**Set task**
Extract the complete data exactly as given.

[Stored records]
------------------------

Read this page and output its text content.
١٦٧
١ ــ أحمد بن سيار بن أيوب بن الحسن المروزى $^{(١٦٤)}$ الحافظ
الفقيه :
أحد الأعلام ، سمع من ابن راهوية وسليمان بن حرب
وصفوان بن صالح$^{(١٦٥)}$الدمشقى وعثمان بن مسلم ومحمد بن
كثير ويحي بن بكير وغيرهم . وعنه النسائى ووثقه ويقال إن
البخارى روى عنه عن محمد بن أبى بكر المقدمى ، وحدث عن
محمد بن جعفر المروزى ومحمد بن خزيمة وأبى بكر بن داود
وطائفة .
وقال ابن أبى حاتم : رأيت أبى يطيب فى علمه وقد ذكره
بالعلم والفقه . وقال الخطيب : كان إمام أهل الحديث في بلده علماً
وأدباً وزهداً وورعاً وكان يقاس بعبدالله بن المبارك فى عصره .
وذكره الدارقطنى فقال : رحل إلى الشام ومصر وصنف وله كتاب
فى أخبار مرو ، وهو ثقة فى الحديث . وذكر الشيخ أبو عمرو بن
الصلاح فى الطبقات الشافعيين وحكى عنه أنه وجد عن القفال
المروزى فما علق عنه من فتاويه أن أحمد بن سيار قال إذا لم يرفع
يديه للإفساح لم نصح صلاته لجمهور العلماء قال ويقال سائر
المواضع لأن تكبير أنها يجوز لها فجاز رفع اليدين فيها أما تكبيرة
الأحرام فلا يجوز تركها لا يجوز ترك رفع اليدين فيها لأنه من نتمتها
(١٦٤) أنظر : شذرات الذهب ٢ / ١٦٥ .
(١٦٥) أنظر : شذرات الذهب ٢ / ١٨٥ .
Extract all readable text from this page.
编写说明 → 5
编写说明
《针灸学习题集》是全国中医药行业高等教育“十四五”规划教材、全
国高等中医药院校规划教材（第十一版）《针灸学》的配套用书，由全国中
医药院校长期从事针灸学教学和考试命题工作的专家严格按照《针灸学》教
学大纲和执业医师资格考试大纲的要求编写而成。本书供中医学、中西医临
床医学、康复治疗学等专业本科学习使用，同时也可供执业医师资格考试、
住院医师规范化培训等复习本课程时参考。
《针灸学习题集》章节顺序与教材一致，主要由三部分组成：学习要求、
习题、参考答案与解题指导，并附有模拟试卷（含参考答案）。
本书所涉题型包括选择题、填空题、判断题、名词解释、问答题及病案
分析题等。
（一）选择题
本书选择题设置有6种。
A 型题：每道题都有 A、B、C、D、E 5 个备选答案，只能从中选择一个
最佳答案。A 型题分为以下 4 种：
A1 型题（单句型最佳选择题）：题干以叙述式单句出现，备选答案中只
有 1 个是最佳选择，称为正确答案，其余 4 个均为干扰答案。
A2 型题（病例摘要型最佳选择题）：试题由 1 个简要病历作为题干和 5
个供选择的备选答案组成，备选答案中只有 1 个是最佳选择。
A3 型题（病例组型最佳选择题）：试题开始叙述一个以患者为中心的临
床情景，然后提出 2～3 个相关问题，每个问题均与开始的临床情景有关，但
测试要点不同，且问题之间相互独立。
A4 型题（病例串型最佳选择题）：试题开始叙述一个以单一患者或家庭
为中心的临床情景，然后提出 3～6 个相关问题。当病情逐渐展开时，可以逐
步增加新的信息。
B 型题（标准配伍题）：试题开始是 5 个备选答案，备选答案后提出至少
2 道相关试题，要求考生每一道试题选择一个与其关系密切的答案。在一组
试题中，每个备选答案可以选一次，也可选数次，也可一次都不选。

------------------------

**Correct response**
Read this page and output its text content.
١٦٧
١ ــ أحمد بن سيار بن أيوب بن الحسن المروزى $^{(١٦٤)}$ الحافظ
الفقيه :
أحد الأعلام ، سمع من ابن راهوية وسليمان بن حرب
وصفوان بن صالح$^{(١٦٥)}$الدمشقى وعثمان بن مسلم ومحمد بن
كثير ويحي بن بكير وغيرهم . وعنه النسائى ووثقه ويقال إن
البخارى روى عنه عن محمد بن أبى بكر المقدمى ، وحدث عن
محمد بن جعفر المروزى ومحمد بن خزيمة وأبى بكر بن داود
وطائفة .
وقال ابن أبى حاتم : رأيت أبى يطيب فى علمه وقد ذكره
بالعلم والفقه . وقال الخطيب : كان إمام أهل الحديث في بلده علماً
وأدباً وزهداً وورعاً وكان يقاس بعبدالله بن المبارك فى عصره .
وذكره الدارقطنى فقال : رحل إلى الشام ومصر وصنف وله كتاب
فى أخبار مرو ، وهو ثقة فى الحديث . وذكر الشيخ أبو عمرو بن
الصلاح فى الطبقات الشافعيين وحكى عنه أنه وجد عن القفال
المروزى فما علق عنه من فتاويه أن أحمد بن سيار قال إذا لم يرفع
يديه للإفساح لم نصح صلاته لجمهور العلماء قال ويقال سائر
المواضع لأن تكبير أنها يجوز لها فجاز رفع اليدين فيها أما تكبيرة
الأحرام فلا يجوز تركها لا يجوز ترك رفع اليدين فيها لأنه من نتمتها
(١٦٤) أنظر : شذرات الذهب ٢ / ١٦٥ .
(١٦٥) أنظر : شذرات الذهب ٢ / ١٨٥ .
Extract all readable text from this page.
编写说明 → 5
编写说明
《针灸学习题集》是全国中医药行业高等教育“十四五”规划教材、全
国高等中医药院校规划教材（第十一版）《针灸学》的配套用书，由全国中
医药院校长期从事针灸学教学和考试命题工作的专家严格按照《针灸学》教
学大纲和执业医师资格考试大纲的要求编写而成。本书供中医学、中西医临
床医学、康复治疗学等专业本科学习使用，同时也可供执业医师资格考试、
住院医师规范化培训等复习本课程时参考。
《针灸学习题集》章节顺序与教材一致，主要由三部分组成：学习要求、
习题、参考答案与解题指导，并附有模拟试卷（含参考答案）。
本书所涉题型包括选择题、填空题、判断题、名词解释、问答题及病案
分析题等。
（一）选择题
本书选择题设置有6种。
A 型题：每道题都有 A、B、C、D、E 5 个备选答案，只能从中选择一个
最佳答案。A 型题分为以下 4 种：
A1 型题（单句型最佳选择题）：题干以叙述式单句出现，备选答案中只
有 1 个是最佳选择，称为正确答案，其余 4 个均为干扰答案。
A2 型题（病例摘要型最佳选择题）：试题由 1 个简要病历作为题干和 5
个供选择的备选答案组成，备选答案中只有 1 个是最佳选择。
A3 型题（病例组型最佳选择题）：试题开始叙述一个以患者为中心的临
床情景，然后提出 2～3 个相关问题，每个问题均与开始的临床情景有关，但
测试要点不同，且问题之间相互独立。
A4 型题（病例串型最佳选择题）：试题开始叙述一个以单一患者或家庭
为中心的临床情景，然后提出 3～6 个相关问题。当病情逐渐展开时，可以逐
步增加新的信息。
B 型题（标准配伍题）：试题开始是 5 个备选答案，备选答案后提出至少
2 道相关试题，要求考生每一道试题选择一个与其关系密切的答案。在一组
试题中，每个备选答案可以选一次，也可选数次，也可一次都不选。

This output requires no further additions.